### What this task involves:
Wherever "помещением" appears in a line, copy that line.

------ Dataset extract ------

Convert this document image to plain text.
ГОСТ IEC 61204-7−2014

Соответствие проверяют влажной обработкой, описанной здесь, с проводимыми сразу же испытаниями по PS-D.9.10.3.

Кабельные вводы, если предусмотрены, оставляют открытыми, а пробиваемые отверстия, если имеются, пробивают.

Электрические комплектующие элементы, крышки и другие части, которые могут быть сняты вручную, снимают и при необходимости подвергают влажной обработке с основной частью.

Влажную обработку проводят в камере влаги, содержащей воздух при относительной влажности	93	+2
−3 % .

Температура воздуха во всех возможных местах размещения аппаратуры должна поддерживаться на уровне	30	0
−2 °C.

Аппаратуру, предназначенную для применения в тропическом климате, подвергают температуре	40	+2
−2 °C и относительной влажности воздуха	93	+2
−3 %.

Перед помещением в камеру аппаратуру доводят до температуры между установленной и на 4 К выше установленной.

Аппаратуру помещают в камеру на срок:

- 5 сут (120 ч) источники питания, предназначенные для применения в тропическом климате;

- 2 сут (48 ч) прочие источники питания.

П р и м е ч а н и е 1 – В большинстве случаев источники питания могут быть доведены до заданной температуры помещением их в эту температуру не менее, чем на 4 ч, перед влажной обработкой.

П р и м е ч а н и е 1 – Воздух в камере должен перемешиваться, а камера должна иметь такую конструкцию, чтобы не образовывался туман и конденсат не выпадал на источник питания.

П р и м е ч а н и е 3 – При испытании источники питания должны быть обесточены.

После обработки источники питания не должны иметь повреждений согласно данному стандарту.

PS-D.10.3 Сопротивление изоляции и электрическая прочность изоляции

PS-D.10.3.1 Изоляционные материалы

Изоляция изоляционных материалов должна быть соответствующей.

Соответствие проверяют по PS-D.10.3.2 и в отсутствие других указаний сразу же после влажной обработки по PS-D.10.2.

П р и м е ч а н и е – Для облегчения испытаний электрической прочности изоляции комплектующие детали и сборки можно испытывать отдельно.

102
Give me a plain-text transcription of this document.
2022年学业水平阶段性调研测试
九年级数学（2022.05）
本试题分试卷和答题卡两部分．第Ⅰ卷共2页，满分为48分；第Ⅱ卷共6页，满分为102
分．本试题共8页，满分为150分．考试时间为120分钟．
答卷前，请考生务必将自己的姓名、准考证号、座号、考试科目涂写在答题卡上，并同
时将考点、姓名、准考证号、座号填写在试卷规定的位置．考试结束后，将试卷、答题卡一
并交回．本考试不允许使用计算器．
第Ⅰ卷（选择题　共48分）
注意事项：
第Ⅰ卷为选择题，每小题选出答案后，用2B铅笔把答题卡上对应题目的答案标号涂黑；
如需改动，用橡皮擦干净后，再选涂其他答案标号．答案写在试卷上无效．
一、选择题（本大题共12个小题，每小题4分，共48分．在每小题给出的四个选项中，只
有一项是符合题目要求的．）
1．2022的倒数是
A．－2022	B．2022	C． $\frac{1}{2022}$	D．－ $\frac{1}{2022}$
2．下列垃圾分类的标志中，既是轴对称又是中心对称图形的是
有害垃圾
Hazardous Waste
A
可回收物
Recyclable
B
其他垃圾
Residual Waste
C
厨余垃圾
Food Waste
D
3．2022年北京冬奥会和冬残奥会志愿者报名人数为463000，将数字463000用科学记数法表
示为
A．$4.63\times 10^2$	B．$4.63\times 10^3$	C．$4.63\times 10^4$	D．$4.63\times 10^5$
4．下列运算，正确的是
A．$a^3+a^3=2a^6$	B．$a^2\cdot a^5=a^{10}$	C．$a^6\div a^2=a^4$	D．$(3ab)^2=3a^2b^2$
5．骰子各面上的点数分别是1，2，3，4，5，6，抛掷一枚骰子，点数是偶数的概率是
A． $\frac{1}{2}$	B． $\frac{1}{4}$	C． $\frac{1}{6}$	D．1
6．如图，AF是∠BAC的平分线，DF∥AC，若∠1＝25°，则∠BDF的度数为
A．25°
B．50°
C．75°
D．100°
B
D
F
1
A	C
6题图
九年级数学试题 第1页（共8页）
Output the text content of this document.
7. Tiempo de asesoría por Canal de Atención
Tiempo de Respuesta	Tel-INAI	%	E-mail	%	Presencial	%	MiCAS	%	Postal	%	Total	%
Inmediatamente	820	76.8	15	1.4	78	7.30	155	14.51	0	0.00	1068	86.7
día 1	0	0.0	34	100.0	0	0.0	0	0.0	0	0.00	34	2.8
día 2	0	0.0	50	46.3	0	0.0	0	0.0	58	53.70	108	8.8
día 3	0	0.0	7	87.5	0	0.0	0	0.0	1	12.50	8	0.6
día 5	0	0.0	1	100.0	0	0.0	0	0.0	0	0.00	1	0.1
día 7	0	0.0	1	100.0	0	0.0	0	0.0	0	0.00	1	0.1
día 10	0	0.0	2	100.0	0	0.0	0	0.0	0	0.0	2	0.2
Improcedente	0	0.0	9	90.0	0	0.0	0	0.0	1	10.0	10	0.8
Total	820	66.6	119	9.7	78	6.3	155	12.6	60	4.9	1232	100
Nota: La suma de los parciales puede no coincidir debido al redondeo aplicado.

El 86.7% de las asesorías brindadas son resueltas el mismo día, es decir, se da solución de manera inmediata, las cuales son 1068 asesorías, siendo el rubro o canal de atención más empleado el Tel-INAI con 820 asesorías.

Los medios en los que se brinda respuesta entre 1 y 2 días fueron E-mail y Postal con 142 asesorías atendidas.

------

### Correct answer:
Перед помещением в камеру аппаратуру доводят до температуры между установленной и на 4 К выше установленной.
П р и м е ч а н и е 1 – В большинстве случаев источники питания могут быть доведены до заданной температуры помещением их в эту температуру не менее, чем на 4 ч, перед влажной обработкой.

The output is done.